MATERIAL →

/---

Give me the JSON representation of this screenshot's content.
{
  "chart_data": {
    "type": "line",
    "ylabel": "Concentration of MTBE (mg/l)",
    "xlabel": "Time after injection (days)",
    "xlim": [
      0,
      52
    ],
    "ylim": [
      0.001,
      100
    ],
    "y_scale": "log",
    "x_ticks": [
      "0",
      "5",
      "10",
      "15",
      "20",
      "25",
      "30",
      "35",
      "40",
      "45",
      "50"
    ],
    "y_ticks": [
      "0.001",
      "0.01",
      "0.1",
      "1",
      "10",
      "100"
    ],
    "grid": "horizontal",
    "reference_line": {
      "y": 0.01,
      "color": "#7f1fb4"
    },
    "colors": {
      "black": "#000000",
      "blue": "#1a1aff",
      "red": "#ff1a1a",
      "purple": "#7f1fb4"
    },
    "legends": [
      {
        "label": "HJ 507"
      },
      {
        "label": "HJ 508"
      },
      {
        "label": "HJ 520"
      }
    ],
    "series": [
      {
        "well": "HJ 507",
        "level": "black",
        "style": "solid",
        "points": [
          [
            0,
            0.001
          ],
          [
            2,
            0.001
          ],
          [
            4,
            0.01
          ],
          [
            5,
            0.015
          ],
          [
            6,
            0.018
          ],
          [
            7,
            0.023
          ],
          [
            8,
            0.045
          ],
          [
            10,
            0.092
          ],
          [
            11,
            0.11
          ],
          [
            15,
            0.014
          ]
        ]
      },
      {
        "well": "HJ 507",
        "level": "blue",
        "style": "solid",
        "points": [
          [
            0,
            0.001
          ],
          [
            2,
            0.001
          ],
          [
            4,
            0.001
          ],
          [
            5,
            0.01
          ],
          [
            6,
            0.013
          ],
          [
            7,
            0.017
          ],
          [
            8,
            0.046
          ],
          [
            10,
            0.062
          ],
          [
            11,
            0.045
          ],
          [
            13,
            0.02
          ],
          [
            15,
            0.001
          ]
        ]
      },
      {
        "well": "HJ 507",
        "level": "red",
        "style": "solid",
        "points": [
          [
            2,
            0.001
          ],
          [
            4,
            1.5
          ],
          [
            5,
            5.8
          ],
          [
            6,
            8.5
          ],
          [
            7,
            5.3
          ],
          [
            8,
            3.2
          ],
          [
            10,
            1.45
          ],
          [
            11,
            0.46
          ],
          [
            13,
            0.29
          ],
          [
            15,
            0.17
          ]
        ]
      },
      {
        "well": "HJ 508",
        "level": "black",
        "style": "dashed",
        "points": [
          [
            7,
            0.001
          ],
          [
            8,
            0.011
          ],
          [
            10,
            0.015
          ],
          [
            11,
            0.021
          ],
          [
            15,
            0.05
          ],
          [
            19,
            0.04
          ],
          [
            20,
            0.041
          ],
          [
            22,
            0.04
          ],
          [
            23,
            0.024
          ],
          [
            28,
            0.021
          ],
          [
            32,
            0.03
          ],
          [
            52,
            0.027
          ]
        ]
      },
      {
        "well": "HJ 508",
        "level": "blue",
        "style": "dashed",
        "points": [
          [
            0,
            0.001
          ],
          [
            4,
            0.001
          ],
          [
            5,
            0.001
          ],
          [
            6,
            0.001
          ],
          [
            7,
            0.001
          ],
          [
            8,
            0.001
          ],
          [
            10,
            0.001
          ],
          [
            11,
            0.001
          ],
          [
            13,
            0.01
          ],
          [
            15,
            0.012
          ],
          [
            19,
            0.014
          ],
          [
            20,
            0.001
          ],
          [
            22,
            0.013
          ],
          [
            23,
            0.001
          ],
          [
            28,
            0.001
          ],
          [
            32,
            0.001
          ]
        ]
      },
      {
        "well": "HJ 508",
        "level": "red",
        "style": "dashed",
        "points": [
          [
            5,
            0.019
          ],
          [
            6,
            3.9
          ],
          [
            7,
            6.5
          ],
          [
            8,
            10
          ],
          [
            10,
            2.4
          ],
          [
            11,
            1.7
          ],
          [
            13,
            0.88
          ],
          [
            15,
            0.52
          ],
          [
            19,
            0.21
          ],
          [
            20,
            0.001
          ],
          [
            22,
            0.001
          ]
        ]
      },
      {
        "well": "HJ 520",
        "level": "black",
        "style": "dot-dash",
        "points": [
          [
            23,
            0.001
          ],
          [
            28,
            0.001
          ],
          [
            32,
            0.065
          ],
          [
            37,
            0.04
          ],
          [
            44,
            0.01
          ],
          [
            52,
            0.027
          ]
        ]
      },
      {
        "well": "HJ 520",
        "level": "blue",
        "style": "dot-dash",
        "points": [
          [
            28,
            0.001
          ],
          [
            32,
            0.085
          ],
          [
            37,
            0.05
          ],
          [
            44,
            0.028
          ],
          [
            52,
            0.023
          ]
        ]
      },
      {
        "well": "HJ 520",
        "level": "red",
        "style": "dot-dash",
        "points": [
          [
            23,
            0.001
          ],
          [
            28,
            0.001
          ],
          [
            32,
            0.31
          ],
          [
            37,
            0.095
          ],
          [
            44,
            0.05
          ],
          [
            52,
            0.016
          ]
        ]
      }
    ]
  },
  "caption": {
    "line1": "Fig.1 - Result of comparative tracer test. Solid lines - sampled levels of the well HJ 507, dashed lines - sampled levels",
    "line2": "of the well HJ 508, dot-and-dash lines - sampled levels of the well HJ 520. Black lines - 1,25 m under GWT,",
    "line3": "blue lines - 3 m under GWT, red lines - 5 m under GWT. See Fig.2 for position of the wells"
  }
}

\---

GOAL OF THE EXERCISE →
Quote all the records exactly, please, leaving none out.

SOLUTION TO THE EXERCISE →
Give me the JSON representation of this screenshot's content.
{
  "chart_data": {
    "type": "line",
    "ylabel": "Concentration of MTBE (mg/l)",
    "xlabel": "Time after injection (days)",
    "xlim": [
      0,
      52
    ],
    "ylim": [
      0.001,
      100
    ],
    "y_scale": "log",
    "x_ticks": [
      "0",
      "5",
      "10",
      "15",
      "20",
      "25",
      "30",
      "35",
      "40",
      "45",
      "50"
    ],
    "y_ticks": [
      "0.001",
      "0.01",
      "0.1",
      "1",
      "10",
      "100"
    ],
    "grid": "horizontal",
    "reference_line": {
      "y": 0.01,
      "color": "#7f1fb4"
    },
    "colors": {
      "black": "#000000",
      "blue": "#1a1aff",
      "red": "#ff1a1a",
      "purple": "#7f1fb4"
    },
    "legends": [
      {
        "label": "HJ 507"
      },
      {
        "label": "HJ 508"
      },
      {
        "label": "HJ 520"
      }
    ],
    "series": [
      {
        "well": "HJ 507",
        "level": "black",
        "style": "solid",
        "points": [
          [
            0,
            0.001
          ],
          [
            2,
            0.001
          ],
          [
            4,
            0.01
          ],
          [
            5,
            0.015
          ],
          [
            6,
            0.018
          ],
          [
            7,
            0.023
          ],
          [
            8,
            0.045
          ],
          [
            10,
            0.092
          ],
          [
            11,
            0.11
          ],
          [
            15,
            0.014
          ]
        ]
      },
      {
        "well": "HJ 507",
        "level": "blue",
        "style": "solid",
        "points": [
          [
            0,
            0.001
          ],
          [
            2,
            0.001
          ],
          [
            4,
            0.001
          ],
          [
            5,
            0.01
          ],
          [
            6,
            0.013
          ],
          [
            7,
            0.017
          ],
          [
            8,
            0.046
          ],
          [
            10,
            0.062
          ],
          [
            11,
            0.045
          ],
          [
            13,
            0.02
          ],
          [
            15,
            0.001
          ]
        ]
      },
      {
        "well": "HJ 507",
        "level": "red",
        "style": "solid",
        "points": [
          [
            2,
            0.001
          ],
          [
            4,
            1.5
          ],
          [
            5,
            5.8
          ],
          [
            6,
            8.5
          ],
          [
            7,
            5.3
          ],
          [
            8,
            3.2
          ],
          [
            10,
            1.45
          ],
          [
            11,
            0.46
          ],
          [
            13,
            0.29
          ],
          [
            15,
            0.17
          ]
        ]
      },
      {
        "well": "HJ 508",
        "level": "black",
        "style": "dashed",
        "points": [
          [
            7,
            0.001
          ],
          [
            8,
            0.011
          ],
          [
            10,
            0.015
          ],
          [
            11,
            0.021
          ],
          [
            15,
            0.05
          ],
          [
            19,
            0.04
          ],
          [
            20,
            0.041
          ],
          [
            22,
            0.04
          ],
          [
            23,
            0.024
          ],
          [
            28,
            0.021
          ],
          [
            32,
            0.03
          ],
          [
            52,
            0.027
          ]
        ]
      },
      {
        "well": "HJ 508",
        "level": "blue",
        "style": "dashed",
        "points": [
          [
            0,
            0.001
          ],
          [
            4,
            0.001
          ],
          [
            5,
            0.001
          ],
          [
            6,
            0.001
          ],
          [
            7,
            0.001
          ],
          [
            8,
            0.001
          ],
          [
            10,
            0.001
          ],
          [
            11,
            0.001
          ],
          [
            13,
            0.01
          ],
          [
            15,
            0.012
          ],
          [
            19,
            0.014
          ],
          [
            20,
            0.001
          ],
          [
            22,
            0.013
          ],
          [
            23,
            0.001
          ],
          [
            28,
            0.001
          ],
          [
            32,
            0.001
          ]
        ]
      },
      {
        "well": "HJ 508",
        "level": "red",
        "style": "dashed",
        "points": [
          [
            5,
            0.019
          ],
          [
            6,
            3.9
          ],
          [
            7,
            6.5
          ],
          [
            8,
            10
          ],
          [
            10,
            2.4
          ],
          [
            11,
            1.7
          ],
          [
            13,
            0.88
          ],
          [
            15,
            0.52
          ],
          [
            19,
            0.21
          ],
          [
            20,
            0.001
          ],
          [
            22,
            0.001
          ]
        ]
      },
      {
        "well": "HJ 520",
        "level": "black",
        "style": "dot-dash",
        "points": [
          [
            23,
            0.001
          ],
          [
            28,
            0.001
          ],
          [
            32,
            0.065
          ],
          [
            37,
            0.04
          ],
          [
            44,
            0.01
          ],
          [
            52,
            0.027
          ]
        ]
      },
      {
        "well": "HJ 520",
        "level": "blue",
        "style": "dot-dash",
        "points": [
          [
            28,
            0.001
          ],
          [
            32,
            0.085
          ],
          [
            37,
            0.05
          ],
          [
            44,
            0.028
          ],
          [
            52,
            0.023
          ]
        ]
      },
      {
        "well": "HJ 520",
        "level": "red",
        "style": "dot-dash",
        "points": [
          [
            23,
            0.001
          ],
          [
            28,
            0.001
          ],
          [
            32,
            0.31
          ],
          [
            37,
            0.095
          ],
          [
            44,
            0.05
          ],
          [
            52,
            0.016
          ]
        ]
      }
    ]
  },
  "caption": {
    "line1": "Fig.1 - Result of comparative tracer test. Solid lines - sampled levels of the well HJ 507, dashed lines - sampled levels",
    "line2": "of the well HJ 508, dot-and-dash lines - sampled levels of the well HJ 520. Black lines - 1,25 m under GWT,",
    "line3": "blue lines - 3 m under GWT, red lines - 5 m under GWT. See Fig.2 for position of the wells"
  }
}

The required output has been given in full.